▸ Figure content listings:
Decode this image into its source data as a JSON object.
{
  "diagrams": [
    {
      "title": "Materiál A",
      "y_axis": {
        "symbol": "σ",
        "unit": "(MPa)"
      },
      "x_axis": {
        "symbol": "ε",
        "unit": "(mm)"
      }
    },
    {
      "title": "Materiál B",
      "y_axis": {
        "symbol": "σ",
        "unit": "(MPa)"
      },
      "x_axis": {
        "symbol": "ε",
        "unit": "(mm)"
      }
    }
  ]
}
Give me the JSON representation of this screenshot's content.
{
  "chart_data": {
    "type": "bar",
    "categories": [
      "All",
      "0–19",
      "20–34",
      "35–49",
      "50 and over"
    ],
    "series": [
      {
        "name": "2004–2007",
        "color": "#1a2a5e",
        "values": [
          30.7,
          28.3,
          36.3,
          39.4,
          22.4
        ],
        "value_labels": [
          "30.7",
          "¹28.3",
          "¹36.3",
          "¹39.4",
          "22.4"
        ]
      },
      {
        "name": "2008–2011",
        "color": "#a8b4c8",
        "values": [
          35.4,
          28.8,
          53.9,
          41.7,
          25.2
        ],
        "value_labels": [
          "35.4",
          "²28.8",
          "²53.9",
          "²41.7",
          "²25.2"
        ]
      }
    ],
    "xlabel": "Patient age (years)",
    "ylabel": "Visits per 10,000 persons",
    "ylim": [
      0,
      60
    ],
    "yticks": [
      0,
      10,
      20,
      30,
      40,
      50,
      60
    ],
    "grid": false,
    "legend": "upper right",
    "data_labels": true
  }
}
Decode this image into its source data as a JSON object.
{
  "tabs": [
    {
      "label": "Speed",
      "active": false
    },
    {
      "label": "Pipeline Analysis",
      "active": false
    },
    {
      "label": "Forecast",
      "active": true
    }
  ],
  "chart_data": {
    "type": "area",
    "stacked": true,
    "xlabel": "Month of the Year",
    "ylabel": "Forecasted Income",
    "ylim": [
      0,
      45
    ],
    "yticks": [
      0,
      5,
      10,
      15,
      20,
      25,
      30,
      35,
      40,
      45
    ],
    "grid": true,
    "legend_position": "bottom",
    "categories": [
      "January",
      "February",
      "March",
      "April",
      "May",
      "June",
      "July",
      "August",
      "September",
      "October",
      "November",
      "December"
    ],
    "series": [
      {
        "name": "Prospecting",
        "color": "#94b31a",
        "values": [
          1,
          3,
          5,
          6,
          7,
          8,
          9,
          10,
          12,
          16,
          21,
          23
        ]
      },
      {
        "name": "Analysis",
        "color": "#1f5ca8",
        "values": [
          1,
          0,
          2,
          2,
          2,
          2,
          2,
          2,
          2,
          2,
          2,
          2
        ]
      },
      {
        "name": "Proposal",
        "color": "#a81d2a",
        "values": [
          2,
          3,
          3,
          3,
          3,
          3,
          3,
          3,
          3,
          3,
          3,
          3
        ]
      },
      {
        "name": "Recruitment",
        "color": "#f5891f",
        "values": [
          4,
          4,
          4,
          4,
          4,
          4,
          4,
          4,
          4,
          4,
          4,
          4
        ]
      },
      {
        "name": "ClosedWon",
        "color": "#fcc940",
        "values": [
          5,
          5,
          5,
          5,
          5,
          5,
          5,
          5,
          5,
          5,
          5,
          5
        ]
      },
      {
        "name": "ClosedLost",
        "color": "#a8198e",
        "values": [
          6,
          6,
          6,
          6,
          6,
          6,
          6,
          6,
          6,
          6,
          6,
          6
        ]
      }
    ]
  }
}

▸ WORK INSTRUCTIONS:
Locate the string "xlabel" in the listing above and copy every line where it occurs.

▸ WRITTEN ANSWER:
    "xlabel": "Patient age (years)",
    "xlabel": "Month of the Year",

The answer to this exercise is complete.